(Dataset entries):
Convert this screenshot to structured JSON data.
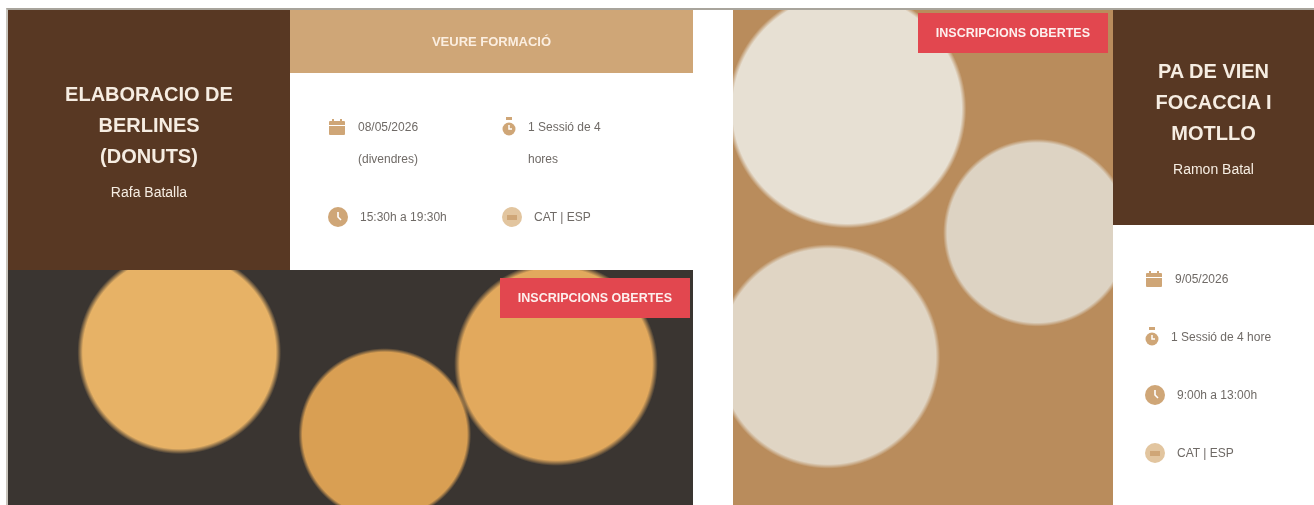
{
  "cards": [
    {
      "kind": "info-first",
      "title_lines": [
        "ELABORACIO DE",
        "BERLINES",
        "(DONUTS)"
      ],
      "teacher": "Rafa Batalla",
      "button": "VEURE FORMACIÓ",
      "details": [
        {
          "kind": "date",
          "lines": [
            "08/05/2026",
            "(divendres)"
          ]
        },
        {
          "kind": "sessions",
          "lines": [
            "1 Sessió de 4",
            "hores"
          ]
        },
        {
          "kind": "time",
          "lines": [
            "15:30h a 19:30h"
          ]
        },
        {
          "kind": "language",
          "lines": [
            "CAT | ESP"
          ]
        }
      ],
      "badge": "INSCRIPCIONS OBERTES"
    },
    {
      "kind": "photo-first",
      "title_lines": [
        "PA DE VIEN",
        "FOCACCIA I",
        "MOTLLO"
      ],
      "teacher": "Ramon Batal",
      "details": [
        {
          "kind": "date",
          "lines": [
            "9/05/2026"
          ]
        },
        {
          "kind": "sessions",
          "lines": [
            "1 Sessió de 4 hore"
          ]
        },
        {
          "kind": "time",
          "lines": [
            "9:00h a 13:00h"
          ]
        },
        {
          "kind": "language",
          "lines": [
            "CAT | ESP"
          ]
        }
      ],
      "badge": "INSCRIPCIONS OBERTES"
    }
  ]
}
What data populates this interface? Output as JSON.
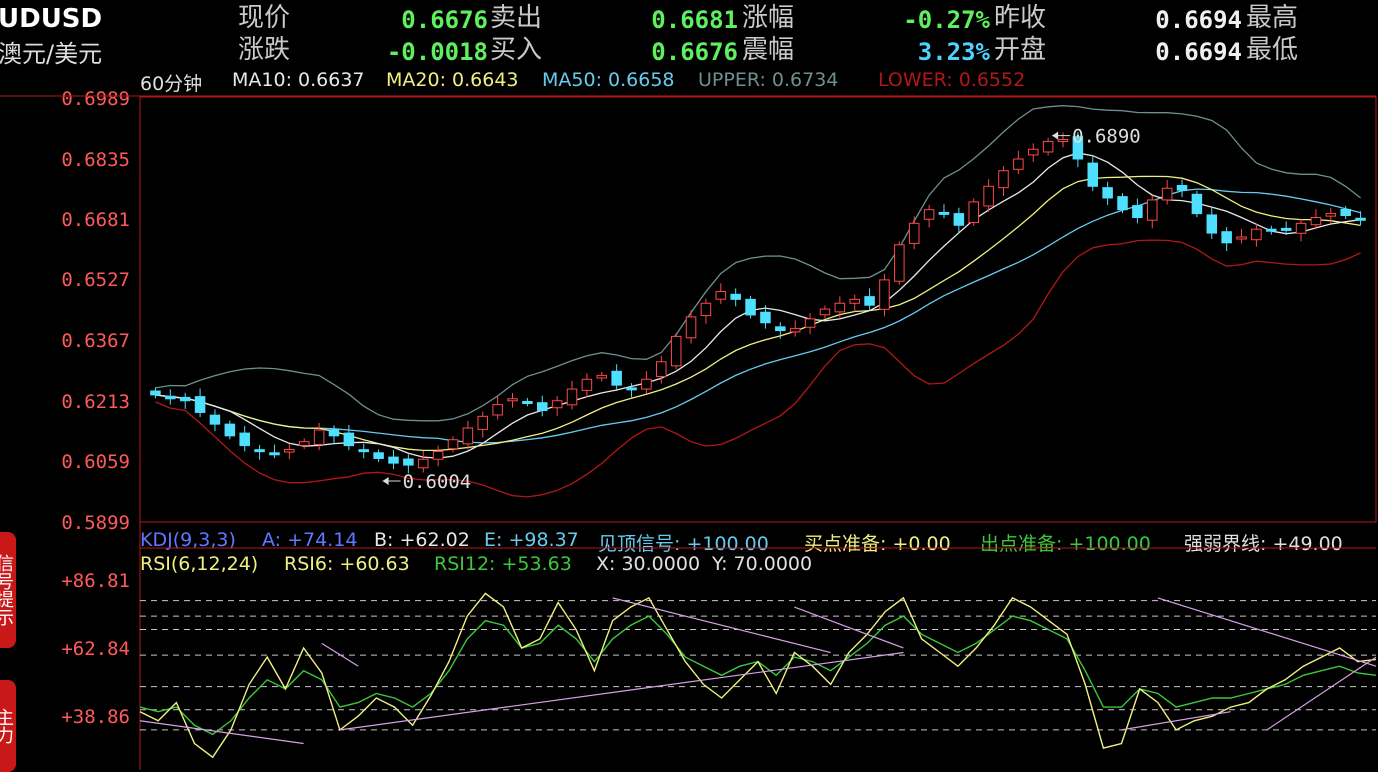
{
  "header": {
    "symbol": "UDUSD",
    "pair_cn": "澳元/美元",
    "quotes": [
      {
        "label": "现价",
        "value": "0.6676",
        "color": "#5ef05e"
      },
      {
        "label": "卖出",
        "value": "0.6681",
        "color": "#5ef05e"
      },
      {
        "label": "涨幅",
        "value": "-0.27%",
        "color": "#5ef05e"
      },
      {
        "label": "昨收",
        "value": "0.6694",
        "color": "#f0f0f0"
      },
      {
        "label": "最高",
        "value": "",
        "color": "#f0f0f0"
      },
      {
        "label": "涨跌",
        "value": "-0.0018",
        "color": "#5ef05e"
      },
      {
        "label": "买入",
        "value": "0.6676",
        "color": "#5ef05e"
      },
      {
        "label": "震幅",
        "value": "3.23%",
        "color": "#4fd2ff"
      },
      {
        "label": "开盘",
        "value": "0.6694",
        "color": "#f0f0f0"
      },
      {
        "label": "最低",
        "value": "",
        "color": "#f0f0f0"
      }
    ]
  },
  "side_tabs": [
    "信号提示",
    "主力"
  ],
  "indicators_main": {
    "period": "60分钟",
    "ma10": "MA10: 0.6637",
    "ma20": "MA20: 0.6643",
    "ma50": "MA50: 0.6658",
    "upper": "UPPER: 0.6734",
    "lower": "LOWER: 0.6552",
    "colors": {
      "ma10": "#e8e8e8",
      "ma20": "#f0f080",
      "ma50": "#66ccee",
      "upper": "#6f8f8f",
      "lower": "#b01818"
    }
  },
  "indicators_sub": {
    "kdj_title": "KDJ(9,3,3)",
    "kdj_a": "A: +74.14",
    "kdj_b": "B: +62.02",
    "kdj_e": "E: +98.37",
    "sig1": "见顶信号: +100.00",
    "sig2": "买点准备: +0.00",
    "sig3": "出点准备: +100.00",
    "sig4": "强弱界线: +49.00",
    "rsi_title": "RSI(6,12,24)",
    "rsi6": "RSI6: +60.63",
    "rsi12": "RSI12: +53.63",
    "x": "X: 30.0000",
    "y": "Y: 70.0000"
  },
  "chart_data": [
    {
      "type": "candlestick",
      "title": "",
      "ylim": [
        0.5899,
        0.6989
      ],
      "y_ticks": [
        "0.6989",
        "0.6835",
        "0.6681",
        "0.6527",
        "0.6367",
        "0.6213",
        "0.6059",
        "0.5899"
      ],
      "annotations": [
        {
          "text": "0.6890",
          "index": 60,
          "value": 0.689
        },
        {
          "text": "0.6004",
          "index": 15,
          "value": 0.6004
        }
      ],
      "series": [
        {
          "name": "MA10",
          "color": "#e8e8e8"
        },
        {
          "name": "MA20",
          "color": "#f0f080"
        },
        {
          "name": "MA50",
          "color": "#66ccee"
        },
        {
          "name": "UPPER",
          "color": "#6f8f8f"
        },
        {
          "name": "LOWER",
          "color": "#b01818"
        }
      ],
      "closes": [
        0.6225,
        0.6215,
        0.621,
        0.618,
        0.615,
        0.612,
        0.6095,
        0.608,
        0.6075,
        0.6085,
        0.6105,
        0.6135,
        0.612,
        0.6095,
        0.608,
        0.6062,
        0.605,
        0.6045,
        0.606,
        0.608,
        0.611,
        0.614,
        0.617,
        0.62,
        0.6215,
        0.6205,
        0.6185,
        0.621,
        0.624,
        0.6265,
        0.6275,
        0.625,
        0.624,
        0.6265,
        0.631,
        0.6375,
        0.6425,
        0.646,
        0.649,
        0.647,
        0.643,
        0.641,
        0.639,
        0.6395,
        0.642,
        0.6445,
        0.646,
        0.647,
        0.6455,
        0.652,
        0.661,
        0.6665,
        0.67,
        0.669,
        0.666,
        0.672,
        0.676,
        0.68,
        0.683,
        0.6855,
        0.6875,
        0.688,
        0.683,
        0.676,
        0.673,
        0.67,
        0.668,
        0.6725,
        0.6755,
        0.675,
        0.669,
        0.664,
        0.6615,
        0.663,
        0.665,
        0.6645,
        0.665,
        0.6665,
        0.668,
        0.669,
        0.6685,
        0.6676
      ]
    },
    {
      "type": "line",
      "title": "",
      "y_ticks": [
        "+86.81",
        "+62.84",
        "+38.86"
      ],
      "dashed_levels": [
        86.81,
        80,
        74.14,
        62.84,
        49,
        38.86,
        30
      ],
      "series": [
        {
          "name": "RSI6",
          "color": "#f0f080",
          "values": [
            38,
            34,
            42,
            24,
            18,
            30,
            50,
            62,
            48,
            66,
            55,
            30,
            36,
            44,
            40,
            32,
            45,
            60,
            80,
            90,
            84,
            66,
            70,
            86,
            74,
            56,
            78,
            84,
            88,
            74,
            60,
            50,
            44,
            52,
            60,
            46,
            64,
            58,
            50,
            64,
            72,
            82,
            88,
            70,
            64,
            58,
            66,
            76,
            88,
            84,
            78,
            72,
            50,
            22,
            24,
            48,
            42,
            30,
            34,
            36,
            40,
            42,
            48,
            52,
            58,
            62,
            66,
            60,
            61
          ]
        },
        {
          "name": "RSI12",
          "color": "#3cc83c",
          "values": [
            40,
            38,
            40,
            32,
            28,
            34,
            44,
            52,
            48,
            56,
            52,
            40,
            42,
            46,
            44,
            40,
            46,
            56,
            70,
            78,
            76,
            66,
            68,
            76,
            70,
            60,
            70,
            76,
            80,
            72,
            62,
            58,
            54,
            58,
            60,
            54,
            62,
            60,
            56,
            62,
            68,
            76,
            80,
            72,
            68,
            64,
            68,
            74,
            80,
            78,
            74,
            70,
            56,
            40,
            40,
            48,
            46,
            40,
            42,
            44,
            44,
            46,
            48,
            50,
            54,
            56,
            58,
            55,
            54
          ]
        }
      ]
    }
  ]
}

(What is needed):
Every entry above needs to be retyped exactly; drop the pictures.

(Expected answer):
Convert this screenshot to structured JSON data.
{
  "cards": [
    {
      "kind": "info-first",
      "title_lines": [
        "ELABORACIO DE",
        "BERLINES",
        "(DONUTS)"
      ],
      "teacher": "Rafa Batalla",
      "button": "VEURE FORMACIÓ",
      "details": [
        {
          "kind": "date",
          "lines": [
            "08/05/2026",
            "(divendres)"
          ]
        },
        {
          "kind": "sessions",
          "lines": [
            "1 Sessió de 4",
            "hores"
          ]
        },
        {
          "kind": "time",
          "lines": [
            "15:30h a 19:30h"
          ]
        },
        {
          "kind": "language",
          "lines": [
            "CAT | ESP"
          ]
        }
      ],
      "badge": "INSCRIPCIONS OBERTES"
    },
    {
      "kind": "photo-first",
      "title_lines": [
        "PA DE VIEN",
        "FOCACCIA I",
        "MOTLLO"
      ],
      "teacher": "Ramon Batal",
      "details": [
        {
          "kind": "date",
          "lines": [
            "9/05/2026"
          ]
        },
        {
          "kind": "sessions",
          "lines": [
            "1 Sessió de 4 hore"
          ]
        },
        {
          "kind": "time",
          "lines": [
            "9:00h a 13:00h"
          ]
        },
        {
          "kind": "language",
          "lines": [
            "CAT | ESP"
          ]
        }
      ],
      "badge": "INSCRIPCIONS OBERTES"
    }
  ]
}
What data populates this interface? Output as JSON.
{
  "header": {
    "symbol": "UDUSD",
    "pair_cn": "澳元/美元",
    "quotes": [
      {
        "label": "现价",
        "value": "0.6676",
        "color": "#5ef05e"
      },
      {
        "label": "卖出",
        "value": "0.6681",
        "color": "#5ef05e"
      },
      {
        "label": "涨幅",
        "value": "-0.27%",
        "color": "#5ef05e"
      },
      {
        "label": "昨收",
        "value": "0.6694",
        "color": "#f0f0f0"
      },
      {
        "label": "最高",
        "value": "",
        "color": "#f0f0f0"
      },
      {
        "label": "涨跌",
        "value": "-0.0018",
        "color": "#5ef05e"
      },
      {
        "label": "买入",
        "value": "0.6676",
        "color": "#5ef05e"
      },
      {
        "label": "震幅",
        "value": "3.23%",
        "color": "#4fd2ff"
      },
      {
        "label": "开盘",
        "value": "0.6694",
        "color": "#f0f0f0"
      },
      {
        "label": "最低",
        "value": "",
        "color": "#f0f0f0"
      }
    ]
  },
  "side_tabs": [
    "信号提示",
    "主力"
  ],
  "indicators_main": {
    "period": "60分钟",
    "ma10": "MA10: 0.6637",
    "ma20": "MA20: 0.6643",
    "ma50": "MA50: 0.6658",
    "upper": "UPPER: 0.6734",
    "lower": "LOWER: 0.6552",
    "colors": {
      "ma10": "#e8e8e8",
      "ma20": "#f0f080",
      "ma50": "#66ccee",
      "upper": "#6f8f8f",
      "lower": "#b01818"
    }
  },
  "indicators_sub": {
    "kdj_title": "KDJ(9,3,3)",
    "kdj_a": "A: +74.14",
    "kdj_b": "B: +62.02",
    "kdj_e": "E: +98.37",
    "sig1": "见顶信号: +100.00",
    "sig2": "买点准备: +0.00",
    "sig3": "出点准备: +100.00",
    "sig4": "强弱界线: +49.00",
    "rsi_title": "RSI(6,12,24)",
    "rsi6": "RSI6: +60.63",
    "rsi12": "RSI12: +53.63",
    "x": "X: 30.0000",
    "y": "Y: 70.0000"
  },
  "chart_data": [
    {
      "type": "candlestick",
      "title": "",
      "ylim": [
        0.5899,
        0.6989
      ],
      "y_ticks": [
        "0.6989",
        "0.6835",
        "0.6681",
        "0.6527",
        "0.6367",
        "0.6213",
        "0.6059",
        "0.5899"
      ],
      "annotations": [
        {
          "text": "0.6890",
          "index": 60,
          "value": 0.689
        },
        {
          "text": "0.6004",
          "index": 15,
          "value": 0.6004
        }
      ],
      "series": [
        {
          "name": "MA10",
          "color": "#e8e8e8"
        },
        {
          "name": "MA20",
          "color": "#f0f080"
        },
        {
          "name": "MA50",
          "color": "#66ccee"
        },
        {
          "name": "UPPER",
          "color": "#6f8f8f"
        },
        {
          "name": "LOWER",
          "color": "#b01818"
        }
      ],
      "closes": [
        0.6225,
        0.6215,
        0.621,
        0.618,
        0.615,
        0.612,
        0.6095,
        0.608,
        0.6075,
        0.6085,
        0.6105,
        0.6135,
        0.612,
        0.6095,
        0.608,
        0.6062,
        0.605,
        0.6045,
        0.606,
        0.608,
        0.611,
        0.614,
        0.617,
        0.62,
        0.6215,
        0.6205,
        0.6185,
        0.621,
        0.624,
        0.6265,
        0.6275,
        0.625,
        0.624,
        0.6265,
        0.631,
        0.6375,
        0.6425,
        0.646,
        0.649,
        0.647,
        0.643,
        0.641,
        0.639,
        0.6395,
        0.642,
        0.6445,
        0.646,
        0.647,
        0.6455,
        0.652,
        0.661,
        0.6665,
        0.67,
        0.669,
        0.666,
        0.672,
        0.676,
        0.68,
        0.683,
        0.6855,
        0.6875,
        0.688,
        0.683,
        0.676,
        0.673,
        0.67,
        0.668,
        0.6725,
        0.6755,
        0.675,
        0.669,
        0.664,
        0.6615,
        0.663,
        0.665,
        0.6645,
        0.665,
        0.6665,
        0.668,
        0.669,
        0.6685,
        0.6676
      ]
    },
    {
      "type": "line",
      "title": "",
      "y_ticks": [
        "+86.81",
        "+62.84",
        "+38.86"
      ],
      "dashed_levels": [
        86.81,
        80,
        74.14,
        62.84,
        49,
        38.86,
        30
      ],
      "series": [
        {
          "name": "RSI6",
          "color": "#f0f080",
          "values": [
            38,
            34,
            42,
            24,
            18,
            30,
            50,
            62,
            48,
            66,
            55,
            30,
            36,
            44,
            40,
            32,
            45,
            60,
            80,
            90,
            84,
            66,
            70,
            86,
            74,
            56,
            78,
            84,
            88,
            74,
            60,
            50,
            44,
            52,
            60,
            46,
            64,
            58,
            50,
            64,
            72,
            82,
            88,
            70,
            64,
            58,
            66,
            76,
            88,
            84,
            78,
            72,
            50,
            22,
            24,
            48,
            42,
            30,
            34,
            36,
            40,
            42,
            48,
            52,
            58,
            62,
            66,
            60,
            61
          ]
        },
        {
          "name": "RSI12",
          "color": "#3cc83c",
          "values": [
            40,
            38,
            40,
            32,
            28,
            34,
            44,
            52,
            48,
            56,
            52,
            40,
            42,
            46,
            44,
            40,
            46,
            56,
            70,
            78,
            76,
            66,
            68,
            76,
            70,
            60,
            70,
            76,
            80,
            72,
            62,
            58,
            54,
            58,
            60,
            54,
            62,
            60,
            56,
            62,
            68,
            76,
            80,
            72,
            68,
            64,
            68,
            74,
            80,
            78,
            74,
            70,
            56,
            40,
            40,
            48,
            46,
            40,
            42,
            44,
            44,
            46,
            48,
            50,
            54,
            56,
            58,
            55,
            54
          ]
        }
      ]
    }
  ]
}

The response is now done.